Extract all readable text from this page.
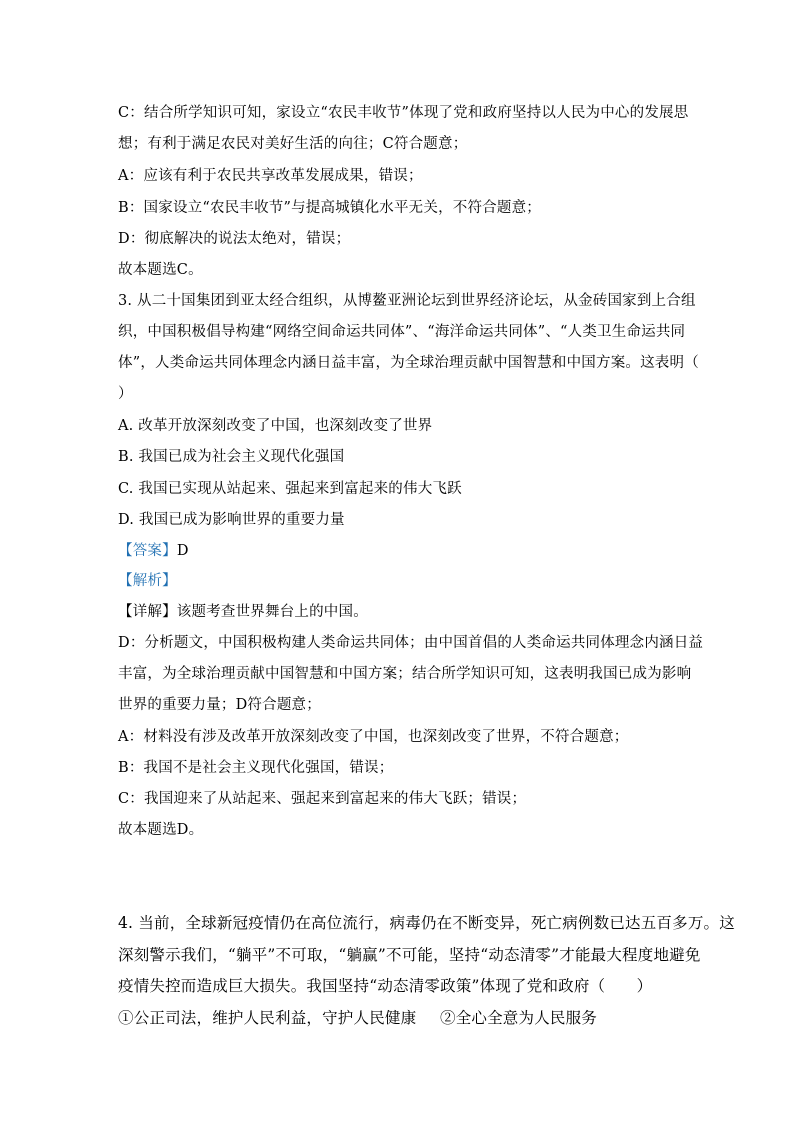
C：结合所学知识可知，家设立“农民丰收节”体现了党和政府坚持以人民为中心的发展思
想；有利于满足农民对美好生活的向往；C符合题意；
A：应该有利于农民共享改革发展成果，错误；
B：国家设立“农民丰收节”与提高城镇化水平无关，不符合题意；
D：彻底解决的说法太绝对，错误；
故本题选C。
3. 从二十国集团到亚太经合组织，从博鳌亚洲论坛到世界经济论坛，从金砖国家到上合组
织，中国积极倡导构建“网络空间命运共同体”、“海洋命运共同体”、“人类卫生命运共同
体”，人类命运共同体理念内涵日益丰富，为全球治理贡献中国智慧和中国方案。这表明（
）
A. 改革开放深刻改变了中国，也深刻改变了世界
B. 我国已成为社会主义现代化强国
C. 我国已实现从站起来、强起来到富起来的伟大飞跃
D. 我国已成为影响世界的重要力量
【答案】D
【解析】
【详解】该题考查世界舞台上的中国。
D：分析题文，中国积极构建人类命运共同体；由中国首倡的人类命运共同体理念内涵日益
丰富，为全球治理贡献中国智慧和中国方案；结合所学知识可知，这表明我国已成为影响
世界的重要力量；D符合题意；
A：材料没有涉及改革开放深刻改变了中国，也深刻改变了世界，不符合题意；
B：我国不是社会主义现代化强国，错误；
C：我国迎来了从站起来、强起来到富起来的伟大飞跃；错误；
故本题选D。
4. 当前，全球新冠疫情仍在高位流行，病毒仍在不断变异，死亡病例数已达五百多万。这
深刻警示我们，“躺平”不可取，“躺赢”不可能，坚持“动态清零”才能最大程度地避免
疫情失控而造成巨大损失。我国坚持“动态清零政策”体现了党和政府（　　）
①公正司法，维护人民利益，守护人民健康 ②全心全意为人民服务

------------------------------------------------------------------------

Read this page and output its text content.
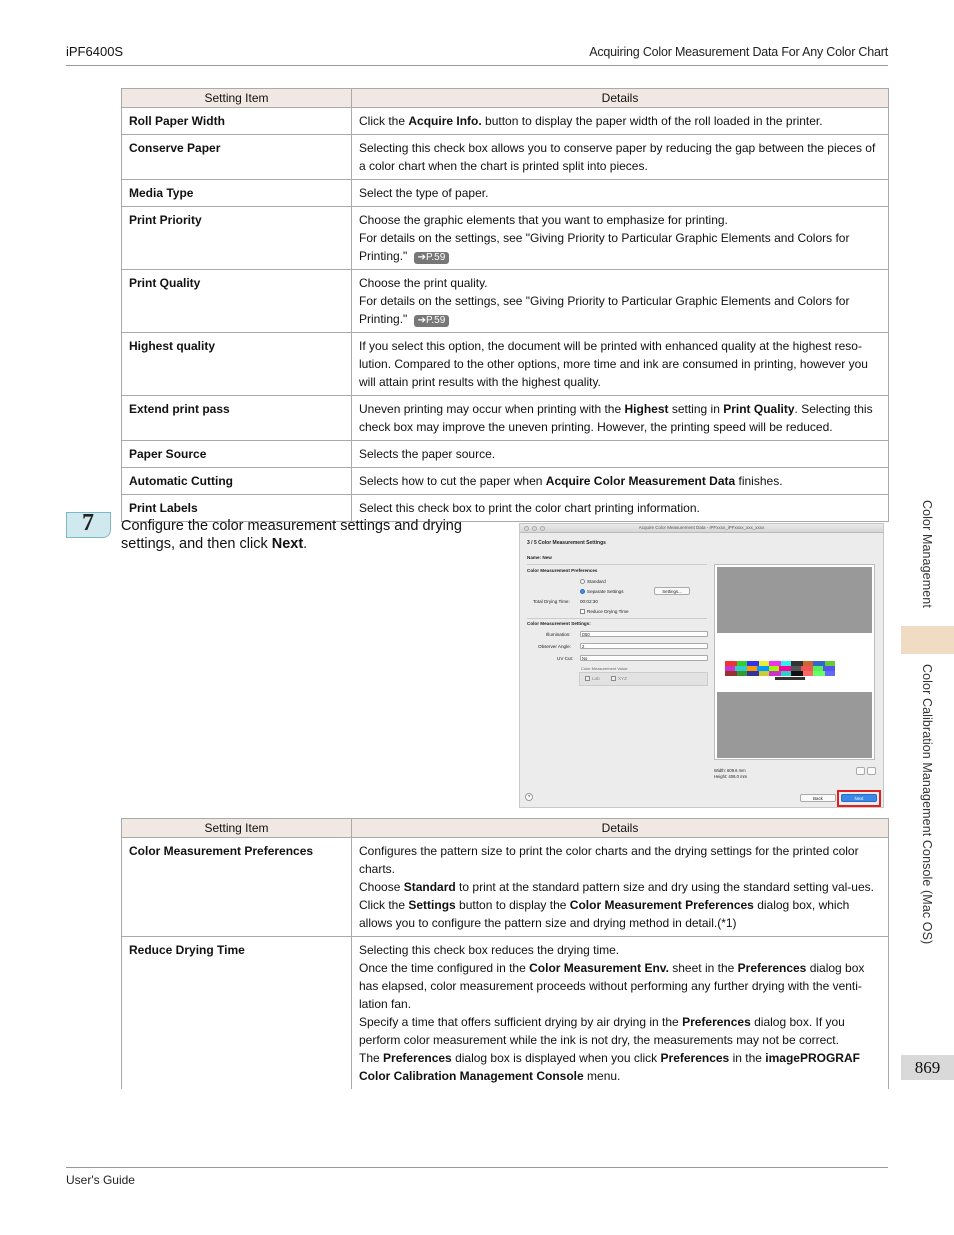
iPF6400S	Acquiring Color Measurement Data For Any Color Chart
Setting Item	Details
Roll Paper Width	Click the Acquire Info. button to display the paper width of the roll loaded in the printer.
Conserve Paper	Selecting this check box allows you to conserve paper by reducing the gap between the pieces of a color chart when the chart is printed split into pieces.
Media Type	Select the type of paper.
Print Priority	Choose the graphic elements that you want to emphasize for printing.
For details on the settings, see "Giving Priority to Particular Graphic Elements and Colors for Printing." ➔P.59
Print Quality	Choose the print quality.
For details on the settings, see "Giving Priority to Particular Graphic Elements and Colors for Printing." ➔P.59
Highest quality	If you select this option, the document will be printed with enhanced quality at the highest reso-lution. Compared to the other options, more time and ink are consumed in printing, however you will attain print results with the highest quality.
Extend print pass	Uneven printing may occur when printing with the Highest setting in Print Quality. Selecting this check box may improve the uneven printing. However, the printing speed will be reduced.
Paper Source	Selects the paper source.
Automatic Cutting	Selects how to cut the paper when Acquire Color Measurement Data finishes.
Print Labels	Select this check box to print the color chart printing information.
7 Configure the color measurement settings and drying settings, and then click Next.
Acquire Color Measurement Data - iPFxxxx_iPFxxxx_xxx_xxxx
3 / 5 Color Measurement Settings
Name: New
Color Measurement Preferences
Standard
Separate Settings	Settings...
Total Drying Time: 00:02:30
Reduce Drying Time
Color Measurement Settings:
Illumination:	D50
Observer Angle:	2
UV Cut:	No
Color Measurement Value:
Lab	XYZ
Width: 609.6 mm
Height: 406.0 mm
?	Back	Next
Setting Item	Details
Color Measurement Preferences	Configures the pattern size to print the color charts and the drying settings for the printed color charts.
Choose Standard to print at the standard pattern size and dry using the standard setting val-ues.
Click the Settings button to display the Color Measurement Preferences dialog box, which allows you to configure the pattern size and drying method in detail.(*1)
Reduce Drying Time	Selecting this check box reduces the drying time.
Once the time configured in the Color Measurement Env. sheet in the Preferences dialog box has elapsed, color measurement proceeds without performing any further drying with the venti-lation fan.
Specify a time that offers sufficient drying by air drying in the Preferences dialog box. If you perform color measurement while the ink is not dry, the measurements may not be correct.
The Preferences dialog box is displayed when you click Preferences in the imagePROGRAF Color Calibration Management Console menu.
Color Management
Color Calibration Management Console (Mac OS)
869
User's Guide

------------------------------------------------------------------------

Your task is to collect every line above that contains the word "农民丰收节".

C：结合所学知识可知，家设立“农民丰收节”体现了党和政府坚持以人民为中心的发展思
B：国家设立“农民丰收节”与提高城镇化水平无关，不符合题意；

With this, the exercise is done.